EXERCISE TASKS:
A) Answer these questions using the Gus Van Sant interview:
(i) Which of the director's films won the Palme d'Or in 2003?
(ii) Who wrote the book that "Paranoid Park" came from?
(iii) Through what website were the teenage amateurs in the film recruited?
B) Summarize the Gus Van Sant interview in two sentences.

SELECTED PASSAGE:
(begin)

In recent years, Gus Van Sant has turned his back on Hollywood — and been embraced by Europeans in the process. His latest film, “Paranoid Park,” continues the increasingly experimental take on alienation seen in his previous three features, the silent journey in the desert “Gerry,” the pseudo-Kurt Cobain biopic “Last Days” and the Columbine-inspired “Elephant,” which won the Palme d’Or in 2003. Shot in Super 8 and 35mm “Paranoid Park,” the story of a skateboarding teen involved in a deadly incident, features teenage amateurs from the director’s Portland hometown recruited through MySpace.com. Van Sant speaks about his fascination with nonlinear narrative and gives his take on the film industry.
The Hollywood Reporter: How did “Paranoid Park” develop?
Gus Van Sant: It came from a book by Blake Nelson, who’s an Oregon writer. I know him originally from Portland about 10 years ago. He’s been writing young adult novels.
THR: How close does the film follow the novel?
Van Sant: There was almost no improvisation. We added a couple scenes that weren’t heavy dialogue scenes. It’s pretty much all from the book, but it’s not in the order of the book. The book was pretty linear — the film is not very linear.
THR: Why did you decide to take a nonlinear approach?

(end)

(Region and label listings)
(begin)

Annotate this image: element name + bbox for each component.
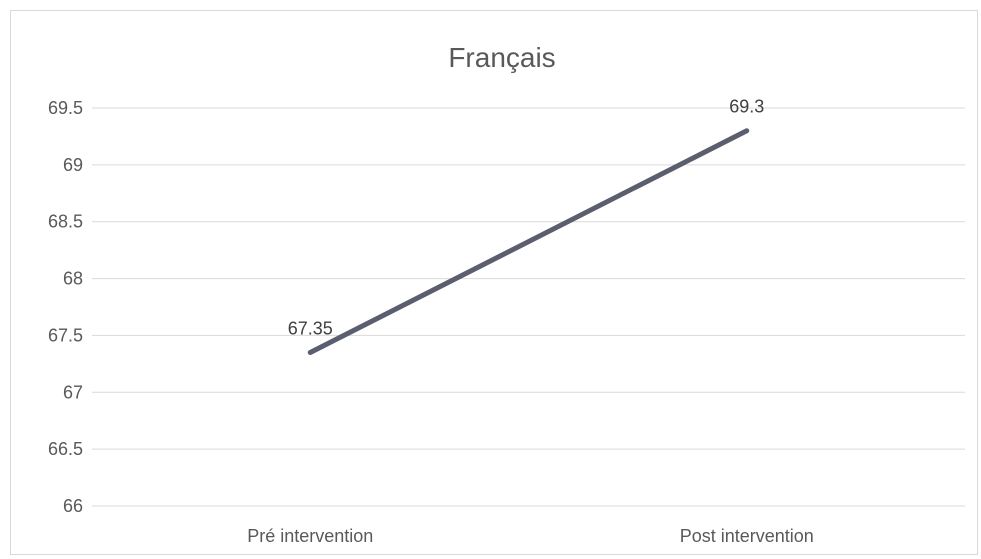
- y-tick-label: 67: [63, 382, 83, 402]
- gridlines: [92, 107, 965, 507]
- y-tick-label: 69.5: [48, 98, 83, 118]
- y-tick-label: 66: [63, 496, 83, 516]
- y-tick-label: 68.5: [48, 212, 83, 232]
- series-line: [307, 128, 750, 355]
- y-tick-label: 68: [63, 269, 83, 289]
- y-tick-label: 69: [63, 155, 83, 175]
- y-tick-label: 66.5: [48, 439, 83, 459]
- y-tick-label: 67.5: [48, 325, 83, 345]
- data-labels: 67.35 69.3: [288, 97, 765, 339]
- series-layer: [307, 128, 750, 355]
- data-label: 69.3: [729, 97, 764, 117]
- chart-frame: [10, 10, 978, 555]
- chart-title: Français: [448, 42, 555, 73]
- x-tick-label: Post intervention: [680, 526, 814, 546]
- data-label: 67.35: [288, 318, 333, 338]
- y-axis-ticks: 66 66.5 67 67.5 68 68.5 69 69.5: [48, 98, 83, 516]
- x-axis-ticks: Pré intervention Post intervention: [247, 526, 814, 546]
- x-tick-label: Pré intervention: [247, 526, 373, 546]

(end)
(begin)

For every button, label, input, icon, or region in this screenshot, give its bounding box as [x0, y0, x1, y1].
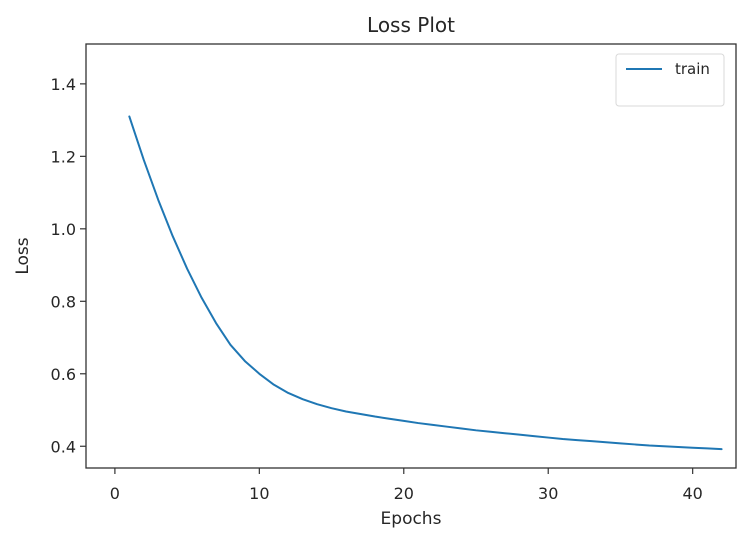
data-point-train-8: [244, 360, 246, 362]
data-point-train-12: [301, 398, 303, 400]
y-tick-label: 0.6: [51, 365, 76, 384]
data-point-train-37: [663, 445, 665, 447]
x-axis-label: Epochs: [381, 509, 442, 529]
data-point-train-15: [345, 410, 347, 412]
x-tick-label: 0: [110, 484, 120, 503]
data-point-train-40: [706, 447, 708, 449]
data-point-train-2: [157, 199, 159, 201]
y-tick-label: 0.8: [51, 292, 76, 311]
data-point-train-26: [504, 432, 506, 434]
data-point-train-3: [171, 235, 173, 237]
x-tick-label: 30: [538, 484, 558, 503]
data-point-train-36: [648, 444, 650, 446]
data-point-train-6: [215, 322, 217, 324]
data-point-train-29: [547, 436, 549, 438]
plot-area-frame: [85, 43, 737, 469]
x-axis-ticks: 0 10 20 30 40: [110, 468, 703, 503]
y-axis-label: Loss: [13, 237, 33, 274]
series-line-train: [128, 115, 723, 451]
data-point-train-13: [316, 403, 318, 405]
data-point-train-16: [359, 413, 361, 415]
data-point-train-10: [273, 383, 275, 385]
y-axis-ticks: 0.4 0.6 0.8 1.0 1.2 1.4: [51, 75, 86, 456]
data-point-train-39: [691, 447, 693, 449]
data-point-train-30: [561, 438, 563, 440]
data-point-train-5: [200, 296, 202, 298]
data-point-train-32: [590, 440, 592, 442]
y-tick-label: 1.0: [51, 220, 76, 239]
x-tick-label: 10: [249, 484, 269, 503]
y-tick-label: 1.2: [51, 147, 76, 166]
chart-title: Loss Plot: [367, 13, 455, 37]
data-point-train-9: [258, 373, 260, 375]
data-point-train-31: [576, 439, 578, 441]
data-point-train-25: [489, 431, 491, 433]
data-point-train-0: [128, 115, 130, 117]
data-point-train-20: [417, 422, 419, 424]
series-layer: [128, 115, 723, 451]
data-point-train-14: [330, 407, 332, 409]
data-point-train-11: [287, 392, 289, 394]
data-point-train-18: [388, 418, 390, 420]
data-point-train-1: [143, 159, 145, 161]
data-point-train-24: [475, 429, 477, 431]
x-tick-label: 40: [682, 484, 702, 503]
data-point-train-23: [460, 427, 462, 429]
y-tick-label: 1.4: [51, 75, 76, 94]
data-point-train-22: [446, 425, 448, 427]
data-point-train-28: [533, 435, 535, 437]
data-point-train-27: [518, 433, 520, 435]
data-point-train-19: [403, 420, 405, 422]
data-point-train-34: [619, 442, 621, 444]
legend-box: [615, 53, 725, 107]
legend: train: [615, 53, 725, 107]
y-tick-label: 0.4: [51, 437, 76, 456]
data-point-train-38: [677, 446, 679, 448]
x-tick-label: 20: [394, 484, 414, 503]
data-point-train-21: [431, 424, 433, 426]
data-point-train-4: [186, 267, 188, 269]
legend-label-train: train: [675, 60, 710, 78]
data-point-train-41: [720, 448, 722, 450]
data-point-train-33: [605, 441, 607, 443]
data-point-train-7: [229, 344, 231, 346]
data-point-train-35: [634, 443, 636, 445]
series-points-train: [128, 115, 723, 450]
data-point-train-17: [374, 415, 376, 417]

(end)

RESPONSES:
A)
(i) "Elephant"
(ii) Blake Nelson
(iii) MySpace.com

B) Gus Van Sant, who has turned away from Hollywood and been embraced by Europeans, made "Paranoid Park," an experimental film about a skateboarding teen involved in a deadly incident that was shot in Super 8 and 35mm with teenage amateurs from Portland. He explains that it came from a young adult novel by Oregon writer Blake Nelson and keeps almost all of the book's material, with almost no improvisation, but tells it in a nonlinear order.